◆ OBJECTIVE:
Reproduce the listing below character for character; drop every image.

◆ DATASET RECORDS:
__________
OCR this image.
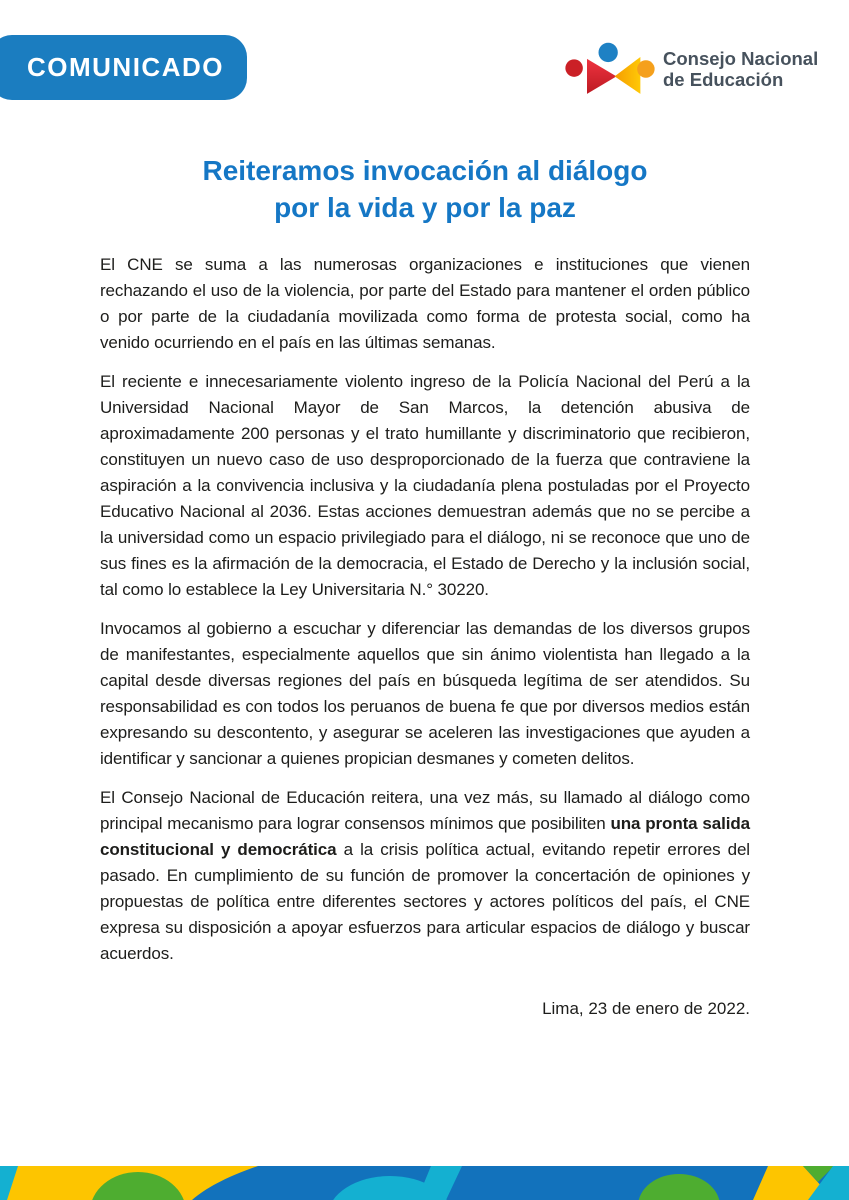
COMUNICADO	Consejo Nacional
de Educación
Reiteramos invocación al diálogo
por la vida y por la paz

El CNE se suma a las numerosas organizaciones e instituciones que vienen rechazando el uso de la violencia, por parte del Estado para mantener el orden público o por parte de la ciudadanía movilizada como forma de protesta social, como ha venido ocurriendo en el país en las últimas semanas.

El reciente e innecesariamente violento ingreso de la Policía Nacional del Perú a la Universidad Nacional Mayor de San Marcos, la detención abusiva de aproximadamente 200 personas y el trato humillante y discriminatorio que recibieron, constituyen un nuevo caso de uso desproporcionado de la fuerza que contraviene la aspiración a la convivencia inclusiva y la ciudadanía plena postuladas por el Proyecto Educativo Nacional al 2036. Estas acciones demuestran además que no se percibe a la universidad como un espacio privilegiado para el diálogo, ni se reconoce que uno de sus fines es la afirmación de la democracia, el Estado de Derecho y la inclusión social, tal como lo establece la Ley Universitaria N.° 30220.

Invocamos al gobierno a escuchar y diferenciar las demandas de los diversos grupos de manifestantes, especialmente aquellos que sin ánimo violentista han llegado a la capital desde diversas regiones del país en búsqueda legítima de ser atendidos. Su responsabilidad es con todos los peruanos de buena fe que por diversos medios están expresando su descontento, y asegurar se aceleren las investigaciones que ayuden a identificar y sancionar a quienes propician desmanes y cometen delitos.

El Consejo Nacional de Educación reitera, una vez más, su llamado al diálogo como principal mecanismo para lograr consensos mínimos que posibiliten una pronta salida constitucional y democrática a la crisis política actual, evitando repetir errores del pasado. En cumplimiento de su función de promover la concertación de opiniones y propuestas de política entre diferentes sectores y actores políticos del país, el CNE expresa su disposición a apoyar esfuerzos para articular espacios de diálogo y buscar acuerdos.

Lima, 23 de enero de 2022.
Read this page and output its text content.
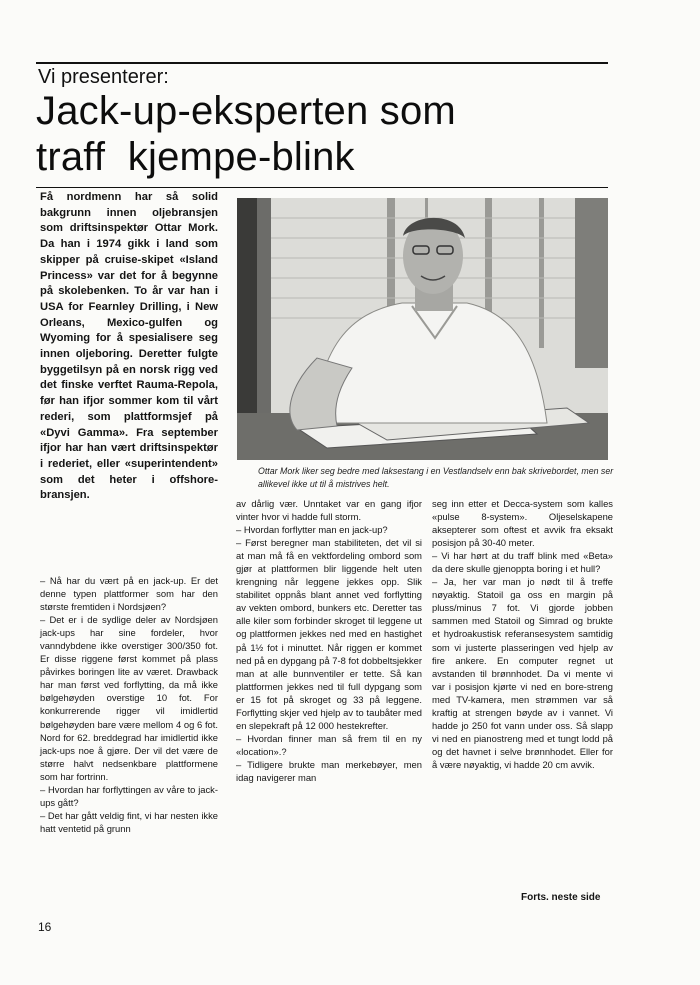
Vi presenterer:
Jack-up-eksperten som
traff  kjempe-blink

Få nordmenn har så solid bakgrunn innen oljebransjen som driftsinspektør Ottar Mork. Da han i 1974 gikk i land som skipper på cruise-skipet «Island Princess» var det for å begynne på skolebenken. To år var han i USA for Fearnley Drilling, i New Orleans, Mexico-gulfen og Wyoming for å spesialisere seg innen oljeboring. Deretter fulgte byggetilsyn på en norsk rigg ved det finske verftet Rauma-Repola, før han ifjor sommer kom til vårt rederi, som plattformsjef på «Dyvi Gamma». Fra september ifjor har han vært driftsinspektør i rederiet, eller «superintendent» som det heter i offshore-bransjen.

Ottar Mork liker seg bedre med laksestang i en Vestlandselv enn bak skrivebordet, men ser allikevel ikke ut til å mistrives helt.

– Nå har du vært på en jack-up. Er det denne typen plattformer som har den største fremtiden i Nordsjøen?

– Det er i de sydlige deler av Nordsjøen jack-ups har sine fordeler, hvor vanndybdene ikke overstiger 300/350 fot. Er disse riggene først kommet på plass påvirkes boringen lite av været. Drawback har man først ved forflytting, da må ikke bølgehøyden overstige 10 fot. For konkurrerende rigger vil imidlertid bølgehøyden bare være mellom 4 og 6 fot. Nord for 62. breddegrad har imidlertid ikke jack-ups noe å gjøre. Der vil det være de større halvt nedsenkbare plattformene som har fortrinn.

– Hvordan har forflyttingen av våre to jack-ups gått?

– Det har gått veldig fint, vi har nesten ikke hatt ventetid på grunn

av dårlig vær. Unntaket var en gang ifjor vinter hvor vi hadde full storm.

– Hvordan forflytter man en jack-up?

– Først beregner man stabiliteten, det vil si at man må få en vektfordeling ombord som gjør at plattformen blir liggende helt uten krengning når leggene jekkes opp. Slik stabilitet oppnås blant annet ved forflytting av vekten ombord, bunkers etc. Deretter tas alle kiler som forbinder skroget til leggene ut og plattformen jekkes ned med en hastighet på 1½ fot i minuttet. Når riggen er kommet ned på en dypgang på 7-8 fot dobbeltsjekker man at alle bunnventiler er tette. Så kan plattformen jekkes ned til full dypgang som er 15 fot på skroget og 33 på leggene. Forflytting skjer ved hjelp av to taubåter med en slepekraft på 12 000 hestekrefter.

– Hvordan finner man så frem til en ny «location».?

– Tidligere brukte man merkebøyer, men idag navigerer man

seg inn etter et Decca-system som kalles «pulse 8-system». Oljeselskapene aksepterer som oftest et avvik fra eksakt posisjon på 30-40 meter.

– Vi har hørt at du traff blink med «Beta» da dere skulle gjenoppta boring i et hull?

– Ja, her var man jo nødt til å treffe nøyaktig. Statoil ga oss en margin på pluss/minus 7 fot. Vi gjorde jobben sammen med Statoil og Simrad og brukte et hydroakustisk referansesystem samtidig som vi justerte plasseringen ved hjelp av fire ankere. En computer regnet ut avstanden til brønnhodet. Da vi mente vi var i posisjon kjørte vi ned en bore-streng med TV-kamera, men strømmen var så kraftig at strengen bøyde av i vannet. Vi hadde jo 250 fot vann under oss. Så slapp vi ned en pianostreng med et tungt lodd på og det havnet i selve brønnhodet. Eller for å være nøyaktig, vi hadde 20 cm avvik.

Forts. neste side
16
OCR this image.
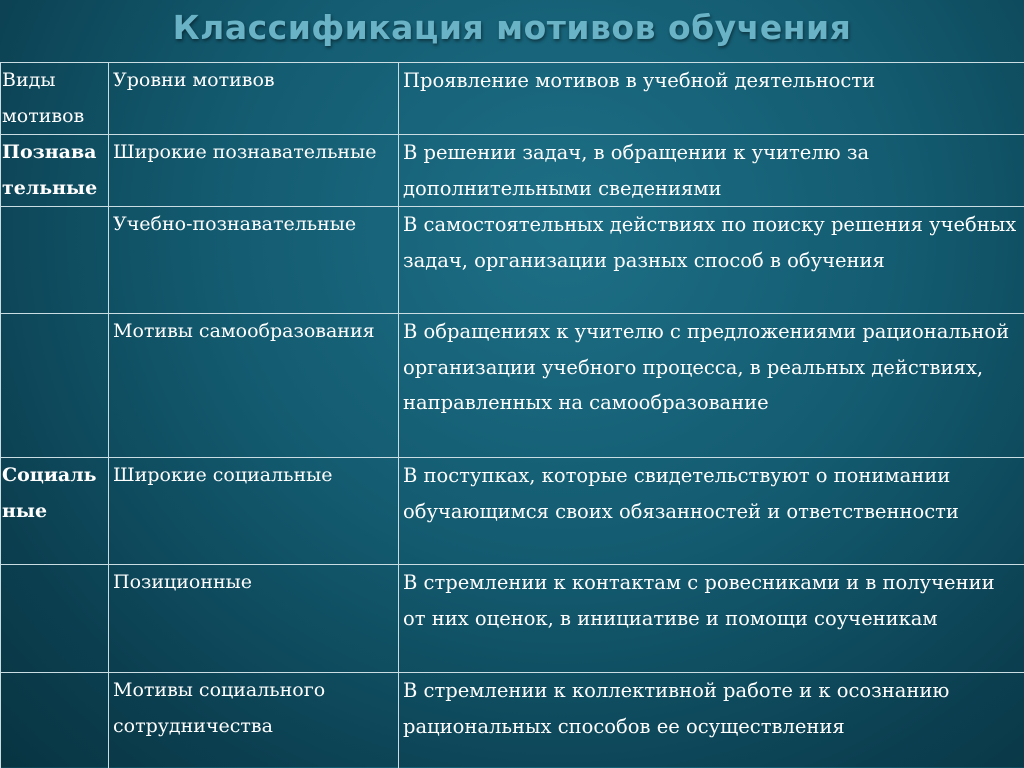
Классификация мотивов обучения
Виды мотивов	Уровни мотивов	Проявление мотивов в учебной деятельности
Познава тельные	Широкие познавательные	В решении задач, в обращении к учителю за дополнительными сведениями
	Учебно-познавательные	В самостоятельных действиях по поиску решения учебных задач, организации разных способ в обучения
	Мотивы самообразования	В обращениях к учителю с предложениями рациональной организации учебного процесса, в реальных действиях, направленных на самообразование
Социаль ные	Широкие социальные	В поступках, которые свидетельствуют о понимании обучающимся своих обязанностей и ответственности
	Позиционные	В стремлении к контактам с ровесниками и в получении от них оценок, в инициативе и помощи соученикам
	Мотивы социального сотрудничества	В стремлении к коллективной работе и к осознанию рациональных способов ее осуществления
__________
◆ ANSWER TO THE PROBLEM:
OCR this image.
COMUNICADO	Consejo Nacional
de Educación
Reiteramos invocación al diálogo
por la vida y por la paz

El CNE se suma a las numerosas organizaciones e instituciones que vienen rechazando el uso de la violencia, por parte del Estado para mantener el orden público o por parte de la ciudadanía movilizada como forma de protesta social, como ha venido ocurriendo en el país en las últimas semanas.

El reciente e innecesariamente violento ingreso de la Policía Nacional del Perú a la Universidad Nacional Mayor de San Marcos, la detención abusiva de aproximadamente 200 personas y el trato humillante y discriminatorio que recibieron, constituyen un nuevo caso de uso desproporcionado de la fuerza que contraviene la aspiración a la convivencia inclusiva y la ciudadanía plena postuladas por el Proyecto Educativo Nacional al 2036. Estas acciones demuestran además que no se percibe a la universidad como un espacio privilegiado para el diálogo, ni se reconoce que uno de sus fines es la afirmación de la democracia, el Estado de Derecho y la inclusión social, tal como lo establece la Ley Universitaria N.° 30220.

Invocamos al gobierno a escuchar y diferenciar las demandas de los diversos grupos de manifestantes, especialmente aquellos que sin ánimo violentista han llegado a la capital desde diversas regiones del país en búsqueda legítima de ser atendidos. Su responsabilidad es con todos los peruanos de buena fe que por diversos medios están expresando su descontento, y asegurar se aceleren las investigaciones que ayuden a identificar y sancionar a quienes propician desmanes y cometen delitos.

El Consejo Nacional de Educación reitera, una vez más, su llamado al diálogo como principal mecanismo para lograr consensos mínimos que posibiliten una pronta salida constitucional y democrática a la crisis política actual, evitando repetir errores del pasado. En cumplimiento de su función de promover la concertación de opiniones y propuestas de política entre diferentes sectores y actores políticos del país, el CNE expresa su disposición a apoyar esfuerzos para articular espacios de diálogo y buscar acuerdos.

Lima, 23 de enero de 2022.
Read this page and output its text content.
Vi presenterer:
Jack-up-eksperten som
traff  kjempe-blink

Få nordmenn har så solid bakgrunn innen oljebransjen som driftsinspektør Ottar Mork. Da han i 1974 gikk i land som skipper på cruise-skipet «Island Princess» var det for å begynne på skolebenken. To år var han i USA for Fearnley Drilling, i New Orleans, Mexico-gulfen og Wyoming for å spesialisere seg innen oljeboring. Deretter fulgte byggetilsyn på en norsk rigg ved det finske verftet Rauma-Repola, før han ifjor sommer kom til vårt rederi, som plattformsjef på «Dyvi Gamma». Fra september ifjor har han vært driftsinspektør i rederiet, eller «superintendent» som det heter i offshore-bransjen.

Ottar Mork liker seg bedre med laksestang i en Vestlandselv enn bak skrivebordet, men ser allikevel ikke ut til å mistrives helt.

– Nå har du vært på en jack-up. Er det denne typen plattformer som har den største fremtiden i Nordsjøen?

– Det er i de sydlige deler av Nordsjøen jack-ups har sine fordeler, hvor vanndybdene ikke overstiger 300/350 fot. Er disse riggene først kommet på plass påvirkes boringen lite av været. Drawback har man først ved forflytting, da må ikke bølgehøyden overstige 10 fot. For konkurrerende rigger vil imidlertid bølgehøyden bare være mellom 4 og 6 fot. Nord for 62. breddegrad har imidlertid ikke jack-ups noe å gjøre. Der vil det være de større halvt nedsenkbare plattformene som har fortrinn.

– Hvordan har forflyttingen av våre to jack-ups gått?

– Det har gått veldig fint, vi har nesten ikke hatt ventetid på grunn

av dårlig vær. Unntaket var en gang ifjor vinter hvor vi hadde full storm.

– Hvordan forflytter man en jack-up?

– Først beregner man stabiliteten, det vil si at man må få en vektfordeling ombord som gjør at plattformen blir liggende helt uten krengning når leggene jekkes opp. Slik stabilitet oppnås blant annet ved forflytting av vekten ombord, bunkers etc. Deretter tas alle kiler som forbinder skroget til leggene ut og plattformen jekkes ned med en hastighet på 1½ fot i minuttet. Når riggen er kommet ned på en dypgang på 7-8 fot dobbeltsjekker man at alle bunnventiler er tette. Så kan plattformen jekkes ned til full dypgang som er 15 fot på skroget og 33 på leggene. Forflytting skjer ved hjelp av to taubåter med en slepekraft på 12 000 hestekrefter.

– Hvordan finner man så frem til en ny «location».?

– Tidligere brukte man merkebøyer, men idag navigerer man

seg inn etter et Decca-system som kalles «pulse 8-system». Oljeselskapene aksepterer som oftest et avvik fra eksakt posisjon på 30-40 meter.

– Vi har hørt at du traff blink med «Beta» da dere skulle gjenoppta boring i et hull?

– Ja, her var man jo nødt til å treffe nøyaktig. Statoil ga oss en margin på pluss/minus 7 fot. Vi gjorde jobben sammen med Statoil og Simrad og brukte et hydroakustisk referansesystem samtidig som vi justerte plasseringen ved hjelp av fire ankere. En computer regnet ut avstanden til brønnhodet. Da vi mente vi var i posisjon kjørte vi ned en bore-streng med TV-kamera, men strømmen var så kraftig at strengen bøyde av i vannet. Vi hadde jo 250 fot vann under oss. Så slapp vi ned en pianostreng med et tungt lodd på og det havnet i selve brønnhodet. Eller for å være nøyaktig, vi hadde 20 cm avvik.

Forts. neste side
16
OCR this image.
Классификация мотивов обучения
Виды мотивов	Уровни мотивов	Проявление мотивов в учебной деятельности
Познава тельные	Широкие познавательные	В решении задач, в обращении к учителю за дополнительными сведениями
	Учебно-познавательные	В самостоятельных действиях по поиску решения учебных задач, организации разных способ в обучения
	Мотивы самообразования	В обращениях к учителю с предложениями рациональной организации учебного процесса, в реальных действиях, направленных на самообразование
Социаль ные	Широкие социальные	В поступках, которые свидетельствуют о понимании обучающимся своих обязанностей и ответственности
	Позиционные	В стремлении к контактам с ровесниками и в получении от них оценок, в инициативе и помощи соученикам
	Мотивы социального сотрудничества	В стремлении к коллективной работе и к осознанию рациональных способов ее осуществления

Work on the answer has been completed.